What you will do:
Print the listing that follows, character for character.

Dataset:
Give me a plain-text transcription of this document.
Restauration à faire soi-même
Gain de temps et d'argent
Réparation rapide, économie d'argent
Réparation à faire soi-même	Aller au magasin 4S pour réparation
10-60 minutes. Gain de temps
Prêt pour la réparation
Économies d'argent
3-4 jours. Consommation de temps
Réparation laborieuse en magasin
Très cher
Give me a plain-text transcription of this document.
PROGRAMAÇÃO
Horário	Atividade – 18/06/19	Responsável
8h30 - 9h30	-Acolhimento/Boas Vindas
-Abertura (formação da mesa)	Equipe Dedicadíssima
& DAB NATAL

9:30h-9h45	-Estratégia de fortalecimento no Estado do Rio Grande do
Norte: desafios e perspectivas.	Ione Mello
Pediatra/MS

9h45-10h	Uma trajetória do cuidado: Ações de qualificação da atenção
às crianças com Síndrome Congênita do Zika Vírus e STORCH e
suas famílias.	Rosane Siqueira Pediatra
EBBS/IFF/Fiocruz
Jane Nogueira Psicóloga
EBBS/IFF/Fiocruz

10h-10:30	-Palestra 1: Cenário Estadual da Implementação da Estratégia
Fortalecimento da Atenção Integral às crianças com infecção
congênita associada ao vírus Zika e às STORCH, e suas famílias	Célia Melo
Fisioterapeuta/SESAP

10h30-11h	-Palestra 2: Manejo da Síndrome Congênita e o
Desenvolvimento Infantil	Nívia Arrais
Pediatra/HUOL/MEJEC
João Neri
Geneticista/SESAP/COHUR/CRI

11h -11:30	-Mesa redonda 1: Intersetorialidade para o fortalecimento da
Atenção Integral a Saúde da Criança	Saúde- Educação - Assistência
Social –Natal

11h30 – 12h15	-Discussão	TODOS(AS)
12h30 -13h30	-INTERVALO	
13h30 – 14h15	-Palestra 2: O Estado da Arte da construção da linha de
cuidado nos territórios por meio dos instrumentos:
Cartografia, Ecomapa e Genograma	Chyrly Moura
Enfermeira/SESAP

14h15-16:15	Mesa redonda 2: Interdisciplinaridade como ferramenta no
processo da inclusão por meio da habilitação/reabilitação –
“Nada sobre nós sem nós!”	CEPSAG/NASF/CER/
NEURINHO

Result for this task:
Give me a plain-text transcription of this document.
Restauration à faire soi-même
Gain de temps et d'argent
Réparation rapide, économie d'argent
Réparation à faire soi-même	Aller au magasin 4S pour réparation
10-60 minutes. Gain de temps
Prêt pour la réparation
Économies d'argent
3-4 jours. Consommation de temps
Réparation laborieuse en magasin
Très cher
Give me a plain-text transcription of this document.
PROGRAMAÇÃO
Horário	Atividade – 18/06/19	Responsável
8h30 - 9h30	-Acolhimento/Boas Vindas
-Abertura (formação da mesa)	Equipe Dedicadíssima
& DAB NATAL

9:30h-9h45	-Estratégia de fortalecimento no Estado do Rio Grande do
Norte: desafios e perspectivas.	Ione Mello
Pediatra/MS

9h45-10h	Uma trajetória do cuidado: Ações de qualificação da atenção
às crianças com Síndrome Congênita do Zika Vírus e STORCH e
suas famílias.	Rosane Siqueira Pediatra
EBBS/IFF/Fiocruz
Jane Nogueira Psicóloga
EBBS/IFF/Fiocruz

10h-10:30	-Palestra 1: Cenário Estadual da Implementação da Estratégia
Fortalecimento da Atenção Integral às crianças com infecção
congênita associada ao vírus Zika e às STORCH, e suas famílias	Célia Melo
Fisioterapeuta/SESAP

10h30-11h	-Palestra 2: Manejo da Síndrome Congênita e o
Desenvolvimento Infantil	Nívia Arrais
Pediatra/HUOL/MEJEC
João Neri
Geneticista/SESAP/COHUR/CRI

11h -11:30	-Mesa redonda 1: Intersetorialidade para o fortalecimento da
Atenção Integral a Saúde da Criança	Saúde- Educação - Assistência
Social –Natal

11h30 – 12h15	-Discussão	TODOS(AS)
12h30 -13h30	-INTERVALO	
13h30 – 14h15	-Palestra 2: O Estado da Arte da construção da linha de
cuidado nos territórios por meio dos instrumentos:
Cartografia, Ecomapa e Genograma	Chyrly Moura
Enfermeira/SESAP

14h15-16:15	Mesa redonda 2: Interdisciplinaridade como ferramenta no
processo da inclusão por meio da habilitação/reabilitação –
“Nada sobre nós sem nós!”	CEPSAG/NASF/CER/
NEURINHO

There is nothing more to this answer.